Extract each line from the entries below that has the string "rose" in it.

PROVIDED DATA>
____________
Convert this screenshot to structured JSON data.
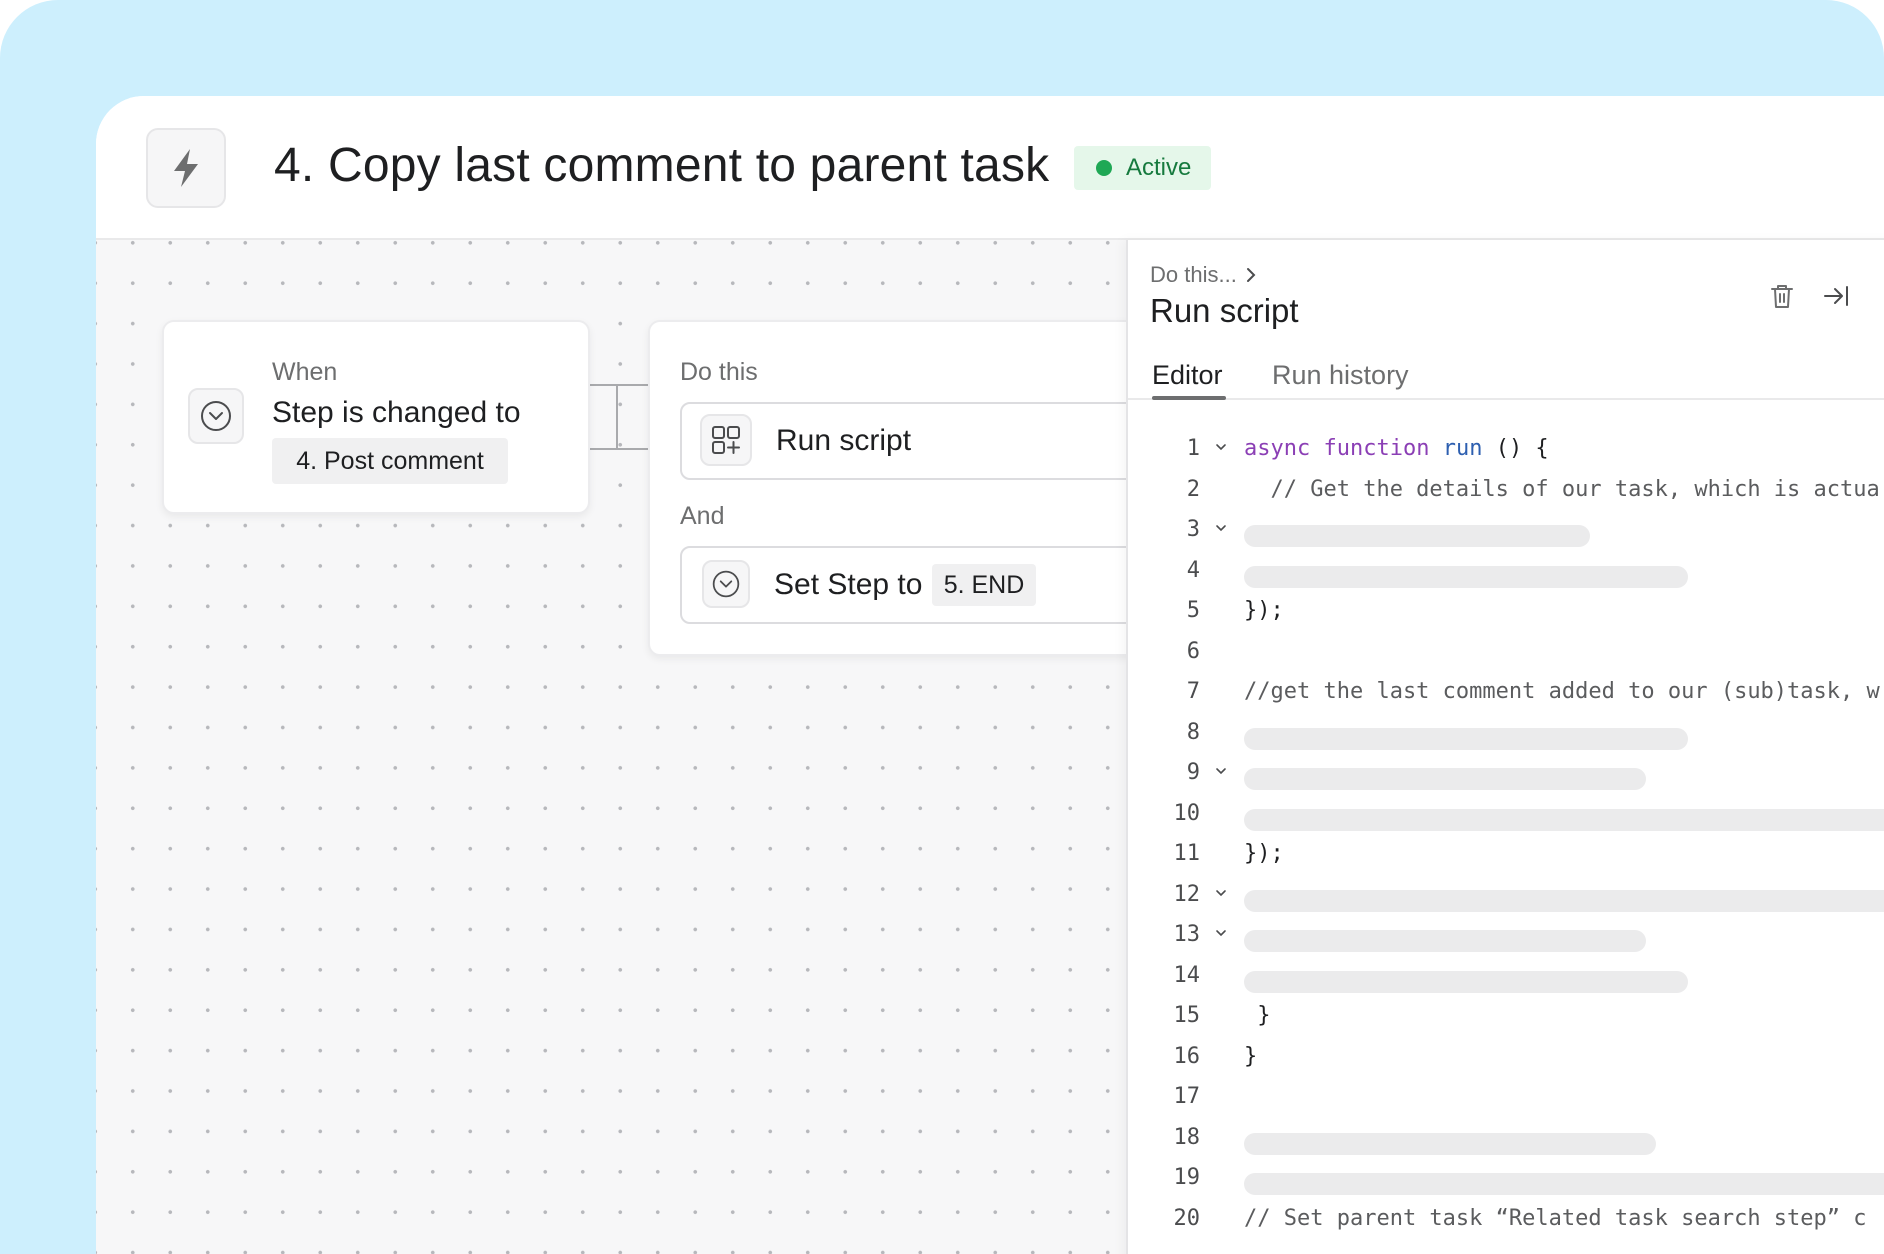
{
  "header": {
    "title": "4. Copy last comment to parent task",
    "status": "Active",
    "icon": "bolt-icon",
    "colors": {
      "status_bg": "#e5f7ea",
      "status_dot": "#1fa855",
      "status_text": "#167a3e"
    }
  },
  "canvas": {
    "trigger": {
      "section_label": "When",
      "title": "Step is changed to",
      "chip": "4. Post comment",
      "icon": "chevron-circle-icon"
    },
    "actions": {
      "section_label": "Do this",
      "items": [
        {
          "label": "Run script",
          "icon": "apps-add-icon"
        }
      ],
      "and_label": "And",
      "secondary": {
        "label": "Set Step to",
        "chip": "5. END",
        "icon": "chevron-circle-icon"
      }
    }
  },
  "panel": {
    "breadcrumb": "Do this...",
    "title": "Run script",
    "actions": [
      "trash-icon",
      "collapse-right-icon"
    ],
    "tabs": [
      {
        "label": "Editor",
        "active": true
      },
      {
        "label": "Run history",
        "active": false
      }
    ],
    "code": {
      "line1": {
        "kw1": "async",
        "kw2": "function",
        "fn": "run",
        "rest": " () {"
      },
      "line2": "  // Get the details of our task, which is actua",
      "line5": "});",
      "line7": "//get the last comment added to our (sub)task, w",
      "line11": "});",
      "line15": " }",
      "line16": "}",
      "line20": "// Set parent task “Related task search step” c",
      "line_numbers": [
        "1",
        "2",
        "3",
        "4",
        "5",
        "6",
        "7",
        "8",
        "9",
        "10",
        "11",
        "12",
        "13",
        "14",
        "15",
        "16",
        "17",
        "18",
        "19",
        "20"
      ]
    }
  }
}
____________
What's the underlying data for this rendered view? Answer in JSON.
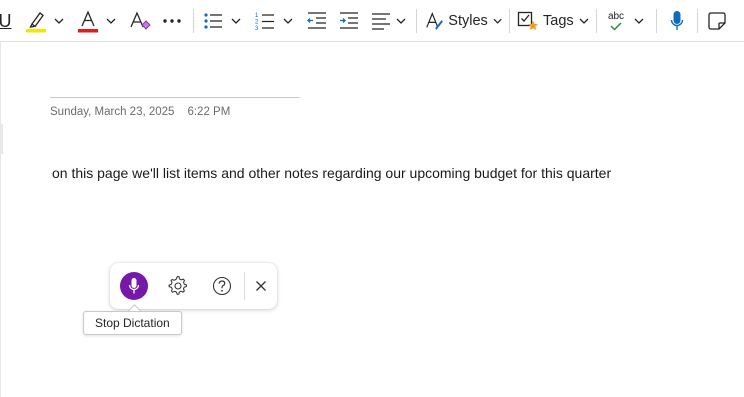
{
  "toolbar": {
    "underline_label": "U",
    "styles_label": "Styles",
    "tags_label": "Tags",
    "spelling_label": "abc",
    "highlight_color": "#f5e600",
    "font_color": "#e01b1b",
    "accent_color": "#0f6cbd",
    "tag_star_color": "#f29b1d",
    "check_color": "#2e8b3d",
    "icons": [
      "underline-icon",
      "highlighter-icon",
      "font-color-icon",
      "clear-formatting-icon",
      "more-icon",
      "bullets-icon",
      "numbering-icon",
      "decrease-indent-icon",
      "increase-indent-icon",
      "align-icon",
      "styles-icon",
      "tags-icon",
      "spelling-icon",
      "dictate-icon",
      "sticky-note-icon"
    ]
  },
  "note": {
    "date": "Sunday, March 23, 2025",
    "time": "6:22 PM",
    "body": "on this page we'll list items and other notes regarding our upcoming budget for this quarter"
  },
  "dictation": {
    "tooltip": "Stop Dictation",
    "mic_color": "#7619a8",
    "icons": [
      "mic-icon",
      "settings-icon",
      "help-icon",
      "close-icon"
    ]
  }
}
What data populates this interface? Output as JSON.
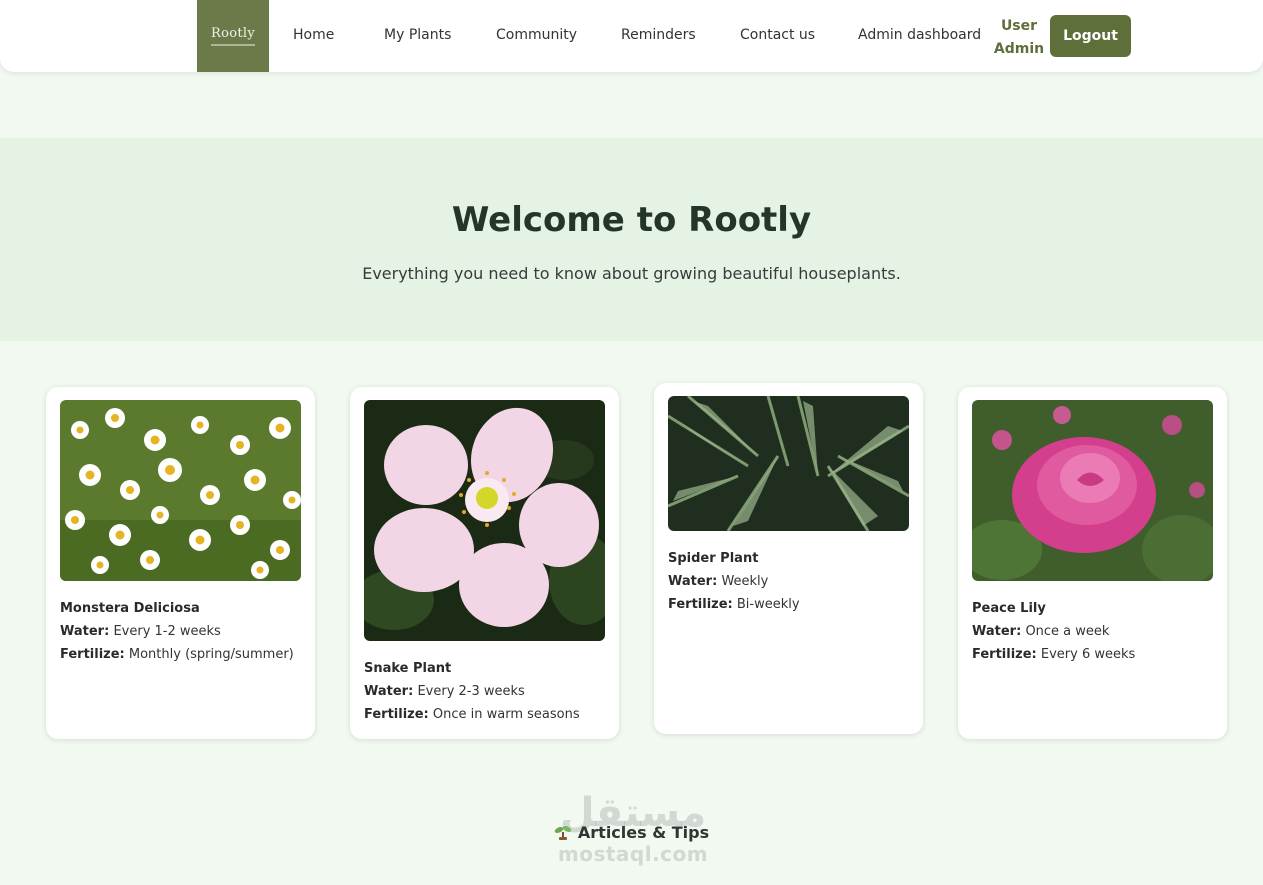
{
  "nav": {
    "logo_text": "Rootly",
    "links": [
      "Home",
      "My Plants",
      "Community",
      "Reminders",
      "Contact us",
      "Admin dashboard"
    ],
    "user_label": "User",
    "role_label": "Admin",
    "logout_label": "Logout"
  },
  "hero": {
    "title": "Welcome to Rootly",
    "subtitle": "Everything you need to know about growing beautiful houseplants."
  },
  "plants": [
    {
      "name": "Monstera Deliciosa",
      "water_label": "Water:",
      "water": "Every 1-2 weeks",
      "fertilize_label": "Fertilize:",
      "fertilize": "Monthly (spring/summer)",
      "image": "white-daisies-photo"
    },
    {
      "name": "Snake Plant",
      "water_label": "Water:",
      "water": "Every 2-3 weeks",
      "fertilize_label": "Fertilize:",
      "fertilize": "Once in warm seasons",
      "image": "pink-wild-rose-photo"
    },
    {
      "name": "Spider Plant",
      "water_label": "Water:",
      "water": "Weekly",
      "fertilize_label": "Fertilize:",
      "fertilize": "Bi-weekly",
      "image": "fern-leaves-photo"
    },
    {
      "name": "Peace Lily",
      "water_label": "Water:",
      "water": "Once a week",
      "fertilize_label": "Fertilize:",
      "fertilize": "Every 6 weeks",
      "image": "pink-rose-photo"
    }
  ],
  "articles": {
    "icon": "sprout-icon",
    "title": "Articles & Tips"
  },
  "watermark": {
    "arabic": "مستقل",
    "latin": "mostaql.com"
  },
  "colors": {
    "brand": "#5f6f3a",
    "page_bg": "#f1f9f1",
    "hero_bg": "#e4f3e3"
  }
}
____________
WRITTEN REPLY>
      "image": "pink-wild-rose-photo"
      "image": "pink-rose-photo"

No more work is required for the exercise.